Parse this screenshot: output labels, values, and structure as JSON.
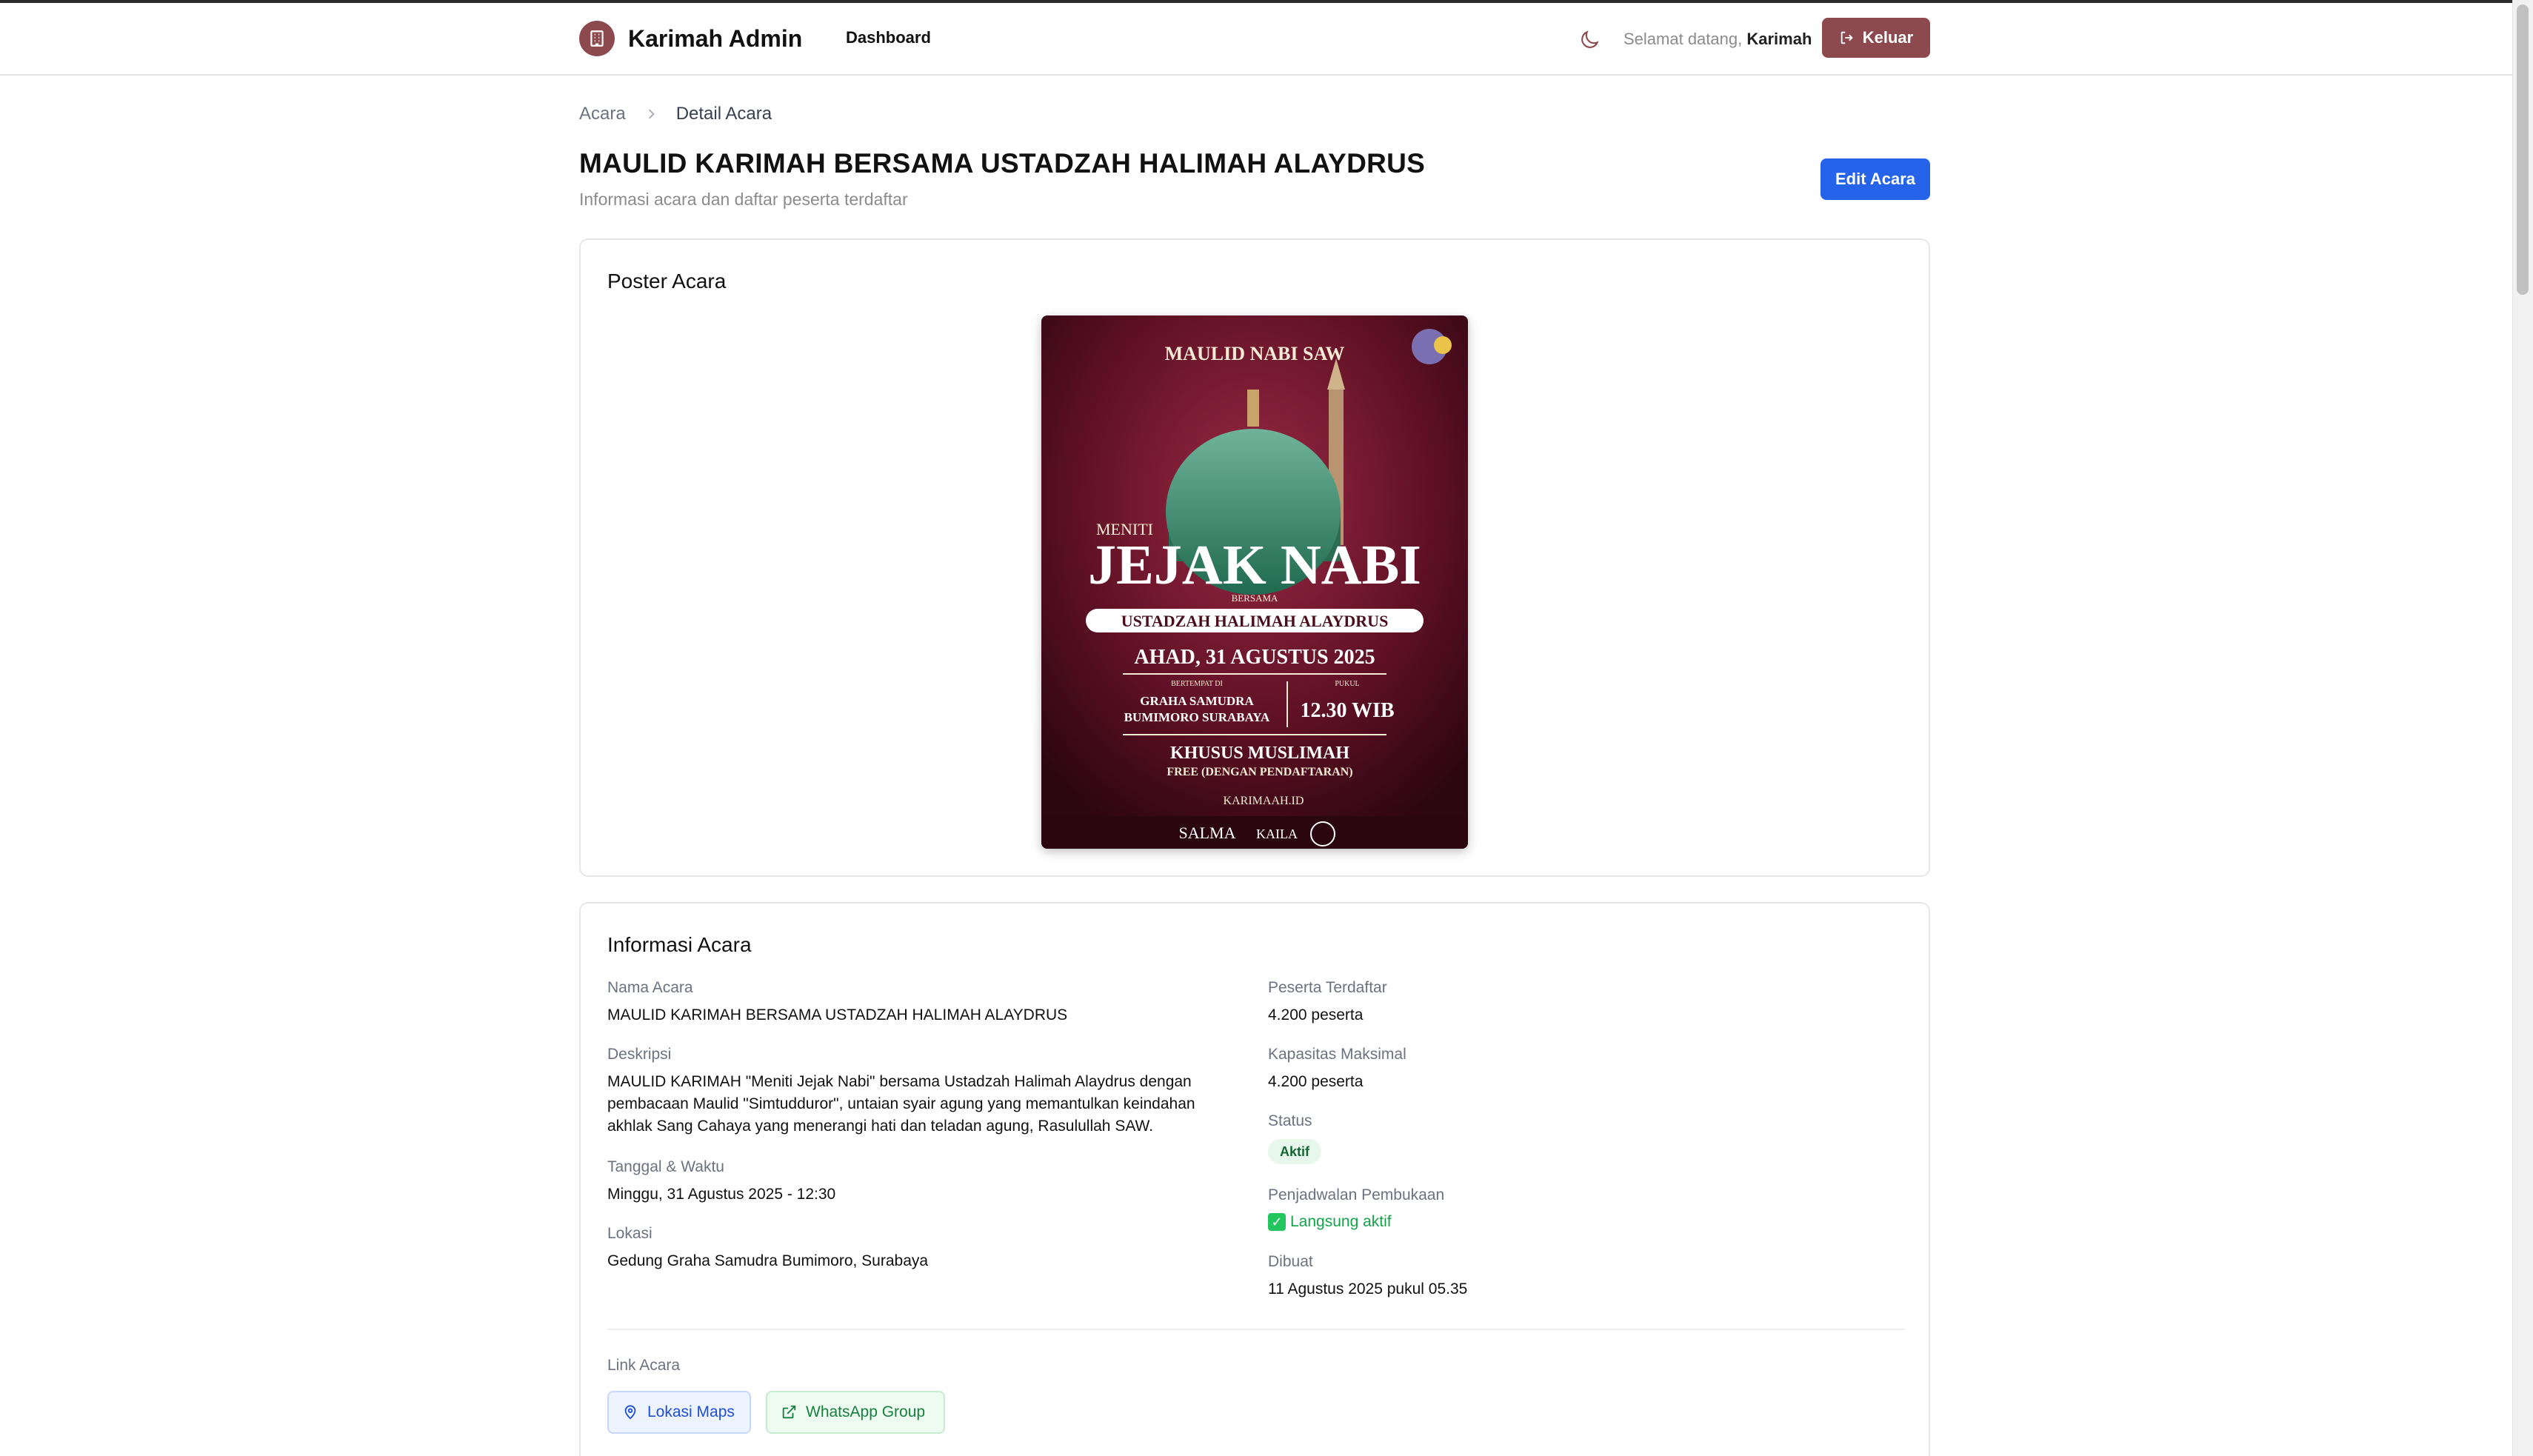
{
  "header": {
    "brand_title": "Karimah Admin",
    "nav_dashboard": "Dashboard",
    "welcome_prefix": "Selamat datang, ",
    "welcome_name": "Karimah",
    "logout_label": "Keluar"
  },
  "breadcrumb": {
    "parent": "Acara",
    "current": "Detail Acara"
  },
  "page": {
    "title": "MAULID KARIMAH BERSAMA USTADZAH HALIMAH ALAYDRUS",
    "subtitle": "Informasi acara dan daftar peserta terdaftar",
    "edit_label": "Edit Acara"
  },
  "poster_card": {
    "title": "Poster Acara",
    "poster": {
      "top": "MAULID NABI SAW",
      "meniti": "MENITI",
      "headline": "JEJAK NABI",
      "bersama": "BERSAMA",
      "speaker": "USTADZAH HALIMAH ALAYDRUS",
      "date": "AHAD, 31 AGUSTUS 2025",
      "venue_label": "BERTEMPAT DI",
      "venue_line1": "GRAHA SAMUDRA",
      "venue_line2": "BUMIMORO SURABAYA",
      "time_label": "PUKUL",
      "time": "12.30 WIB",
      "audience": "KHUSUS MUSLIMAH",
      "free": "FREE (DENGAN PENDAFTARAN)",
      "instagram": "KARIMAAH.ID",
      "sponsor1": "SALMA",
      "sponsor2": "KAILA"
    }
  },
  "info_card": {
    "title": "Informasi Acara",
    "name_label": "Nama Acara",
    "name_value": "MAULID KARIMAH BERSAMA USTADZAH HALIMAH ALAYDRUS",
    "desc_label": "Deskripsi",
    "desc_value": "MAULID KARIMAH \"Meniti Jejak Nabi\" bersama Ustadzah Halimah Alaydrus dengan pembacaan Maulid \"Simtudduror\", untaian syair agung yang memantulkan keindahan akhlak Sang Cahaya yang menerangi hati dan teladan agung, Rasulullah SAW.",
    "datetime_label": "Tanggal & Waktu",
    "datetime_value": "Minggu, 31 Agustus 2025 - 12:30",
    "location_label": "Lokasi",
    "location_value": "Gedung Graha Samudra Bumimoro, Surabaya",
    "registered_label": "Peserta Terdaftar",
    "registered_value": "4.200 peserta",
    "capacity_label": "Kapasitas Maksimal",
    "capacity_value": "4.200 peserta",
    "status_label": "Status",
    "status_value": "Aktif",
    "schedule_label": "Penjadwalan Pembukaan",
    "schedule_value": "Langsung aktif",
    "created_label": "Dibuat",
    "created_value": "11 Agustus 2025 pukul 05.35",
    "links_label": "Link Acara",
    "link_maps": "Lokasi Maps",
    "link_wa": "WhatsApp Group"
  },
  "colors": {
    "brand": "#8d4a4e",
    "primary": "#2563eb",
    "success": "#16a34a"
  }
}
- - - - -
### WORK REQUIRED
Quote every entry exactly, with the pictures omitted.

### ANSWER FOR THE TASK
Parse this screenshot: output labels, values, and structure as JSON.
{
  "header": {
    "brand_title": "Karimah Admin",
    "nav_dashboard": "Dashboard",
    "welcome_prefix": "Selamat datang, ",
    "welcome_name": "Karimah",
    "logout_label": "Keluar"
  },
  "breadcrumb": {
    "parent": "Acara",
    "current": "Detail Acara"
  },
  "page": {
    "title": "MAULID KARIMAH BERSAMA USTADZAH HALIMAH ALAYDRUS",
    "subtitle": "Informasi acara dan daftar peserta terdaftar",
    "edit_label": "Edit Acara"
  },
  "poster_card": {
    "title": "Poster Acara",
    "poster": {
      "top": "MAULID NABI SAW",
      "meniti": "MENITI",
      "headline": "JEJAK NABI",
      "bersama": "BERSAMA",
      "speaker": "USTADZAH HALIMAH ALAYDRUS",
      "date": "AHAD, 31 AGUSTUS 2025",
      "venue_label": "BERTEMPAT DI",
      "venue_line1": "GRAHA SAMUDRA",
      "venue_line2": "BUMIMORO SURABAYA",
      "time_label": "PUKUL",
      "time": "12.30 WIB",
      "audience": "KHUSUS MUSLIMAH",
      "free": "FREE (DENGAN PENDAFTARAN)",
      "instagram": "KARIMAAH.ID",
      "sponsor1": "SALMA",
      "sponsor2": "KAILA"
    }
  },
  "info_card": {
    "title": "Informasi Acara",
    "name_label": "Nama Acara",
    "name_value": "MAULID KARIMAH BERSAMA USTADZAH HALIMAH ALAYDRUS",
    "desc_label": "Deskripsi",
    "desc_value": "MAULID KARIMAH \"Meniti Jejak Nabi\" bersama Ustadzah Halimah Alaydrus dengan pembacaan Maulid \"Simtudduror\", untaian syair agung yang memantulkan keindahan akhlak Sang Cahaya yang menerangi hati dan teladan agung, Rasulullah SAW.",
    "datetime_label": "Tanggal & Waktu",
    "datetime_value": "Minggu, 31 Agustus 2025 - 12:30",
    "location_label": "Lokasi",
    "location_value": "Gedung Graha Samudra Bumimoro, Surabaya",
    "registered_label": "Peserta Terdaftar",
    "registered_value": "4.200 peserta",
    "capacity_label": "Kapasitas Maksimal",
    "capacity_value": "4.200 peserta",
    "status_label": "Status",
    "status_value": "Aktif",
    "schedule_label": "Penjadwalan Pembukaan",
    "schedule_value": "Langsung aktif",
    "created_label": "Dibuat",
    "created_value": "11 Agustus 2025 pukul 05.35",
    "links_label": "Link Acara",
    "link_maps": "Lokasi Maps",
    "link_wa": "WhatsApp Group"
  },
  "colors": {
    "brand": "#8d4a4e",
    "primary": "#2563eb",
    "success": "#16a34a"
  }
}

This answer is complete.